§ **Record extracts**:
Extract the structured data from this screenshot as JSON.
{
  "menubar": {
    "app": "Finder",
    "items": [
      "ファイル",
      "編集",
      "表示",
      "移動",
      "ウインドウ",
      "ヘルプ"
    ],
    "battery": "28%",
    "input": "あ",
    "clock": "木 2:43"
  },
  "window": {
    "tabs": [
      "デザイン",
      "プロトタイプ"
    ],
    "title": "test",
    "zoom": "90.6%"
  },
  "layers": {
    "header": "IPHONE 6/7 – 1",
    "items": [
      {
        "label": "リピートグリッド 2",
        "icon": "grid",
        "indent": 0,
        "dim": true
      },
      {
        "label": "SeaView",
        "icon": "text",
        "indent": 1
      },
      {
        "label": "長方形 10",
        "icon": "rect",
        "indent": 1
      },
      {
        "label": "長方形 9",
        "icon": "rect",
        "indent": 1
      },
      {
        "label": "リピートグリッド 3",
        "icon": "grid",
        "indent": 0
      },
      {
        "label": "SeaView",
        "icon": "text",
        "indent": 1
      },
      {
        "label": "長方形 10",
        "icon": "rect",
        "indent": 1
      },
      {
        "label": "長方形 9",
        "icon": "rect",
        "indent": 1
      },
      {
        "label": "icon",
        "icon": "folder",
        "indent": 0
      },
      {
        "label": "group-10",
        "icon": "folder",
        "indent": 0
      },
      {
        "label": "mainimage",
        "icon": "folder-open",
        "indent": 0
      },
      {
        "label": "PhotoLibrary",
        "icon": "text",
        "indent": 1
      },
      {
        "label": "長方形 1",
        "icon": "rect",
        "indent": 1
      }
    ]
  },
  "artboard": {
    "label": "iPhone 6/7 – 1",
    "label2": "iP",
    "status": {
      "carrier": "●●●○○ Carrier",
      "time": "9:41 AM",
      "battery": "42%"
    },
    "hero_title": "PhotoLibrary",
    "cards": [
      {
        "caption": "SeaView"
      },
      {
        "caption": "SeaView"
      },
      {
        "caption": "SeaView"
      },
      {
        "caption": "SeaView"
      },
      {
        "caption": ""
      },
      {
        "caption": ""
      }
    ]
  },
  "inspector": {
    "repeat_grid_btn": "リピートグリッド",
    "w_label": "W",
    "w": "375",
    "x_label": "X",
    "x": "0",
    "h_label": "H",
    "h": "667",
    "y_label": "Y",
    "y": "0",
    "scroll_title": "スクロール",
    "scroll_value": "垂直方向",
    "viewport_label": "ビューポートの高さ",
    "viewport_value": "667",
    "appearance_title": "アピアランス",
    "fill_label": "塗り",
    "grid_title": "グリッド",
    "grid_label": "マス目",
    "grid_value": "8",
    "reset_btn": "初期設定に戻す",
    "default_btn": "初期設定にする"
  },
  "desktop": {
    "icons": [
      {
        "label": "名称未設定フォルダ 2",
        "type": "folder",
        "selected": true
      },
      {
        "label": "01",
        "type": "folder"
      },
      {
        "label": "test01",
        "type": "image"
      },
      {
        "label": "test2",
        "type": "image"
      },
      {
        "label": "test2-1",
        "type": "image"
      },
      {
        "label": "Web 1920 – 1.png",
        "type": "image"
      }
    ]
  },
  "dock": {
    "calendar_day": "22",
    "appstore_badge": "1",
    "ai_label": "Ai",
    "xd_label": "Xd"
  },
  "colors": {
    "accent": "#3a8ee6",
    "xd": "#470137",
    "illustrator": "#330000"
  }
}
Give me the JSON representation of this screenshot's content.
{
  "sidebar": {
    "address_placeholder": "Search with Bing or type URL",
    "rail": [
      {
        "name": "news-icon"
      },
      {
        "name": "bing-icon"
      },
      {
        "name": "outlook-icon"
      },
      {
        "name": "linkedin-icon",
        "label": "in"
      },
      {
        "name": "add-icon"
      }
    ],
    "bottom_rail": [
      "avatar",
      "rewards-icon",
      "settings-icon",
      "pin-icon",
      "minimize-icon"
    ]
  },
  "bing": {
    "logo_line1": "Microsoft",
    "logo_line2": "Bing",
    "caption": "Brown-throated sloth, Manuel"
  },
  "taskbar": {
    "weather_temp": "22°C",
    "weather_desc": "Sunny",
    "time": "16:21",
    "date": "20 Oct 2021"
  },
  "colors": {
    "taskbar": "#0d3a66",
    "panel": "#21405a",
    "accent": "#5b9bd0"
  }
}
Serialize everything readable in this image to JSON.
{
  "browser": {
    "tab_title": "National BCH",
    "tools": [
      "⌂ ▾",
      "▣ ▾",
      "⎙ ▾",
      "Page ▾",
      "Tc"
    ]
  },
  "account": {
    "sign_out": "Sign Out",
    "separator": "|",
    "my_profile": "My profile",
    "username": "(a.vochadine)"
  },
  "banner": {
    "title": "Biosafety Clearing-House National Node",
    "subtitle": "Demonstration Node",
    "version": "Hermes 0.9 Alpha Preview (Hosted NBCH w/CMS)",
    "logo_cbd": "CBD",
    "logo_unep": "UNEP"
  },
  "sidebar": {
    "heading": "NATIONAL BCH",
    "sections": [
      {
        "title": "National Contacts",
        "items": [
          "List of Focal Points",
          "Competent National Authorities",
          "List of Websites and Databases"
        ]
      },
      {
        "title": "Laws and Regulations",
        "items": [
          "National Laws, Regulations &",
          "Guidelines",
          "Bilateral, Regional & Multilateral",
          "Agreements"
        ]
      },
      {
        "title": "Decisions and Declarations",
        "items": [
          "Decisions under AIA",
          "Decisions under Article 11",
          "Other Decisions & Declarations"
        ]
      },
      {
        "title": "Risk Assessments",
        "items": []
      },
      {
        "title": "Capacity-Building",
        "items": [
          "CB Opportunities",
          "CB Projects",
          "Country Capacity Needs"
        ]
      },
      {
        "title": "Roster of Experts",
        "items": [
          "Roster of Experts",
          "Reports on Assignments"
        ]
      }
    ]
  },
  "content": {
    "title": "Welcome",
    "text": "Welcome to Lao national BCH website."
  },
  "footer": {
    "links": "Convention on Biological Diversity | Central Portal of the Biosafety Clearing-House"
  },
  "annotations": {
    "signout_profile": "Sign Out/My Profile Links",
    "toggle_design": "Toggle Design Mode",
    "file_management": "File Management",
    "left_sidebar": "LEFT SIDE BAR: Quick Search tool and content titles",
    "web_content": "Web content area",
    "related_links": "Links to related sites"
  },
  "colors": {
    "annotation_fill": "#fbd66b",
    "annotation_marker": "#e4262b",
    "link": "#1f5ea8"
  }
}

§ **Exercise**: From the listing above, return each line with the word "Regulations".

§ **Reply**:
        "title": "Laws and Regulations",
          "National Laws, Regulations &",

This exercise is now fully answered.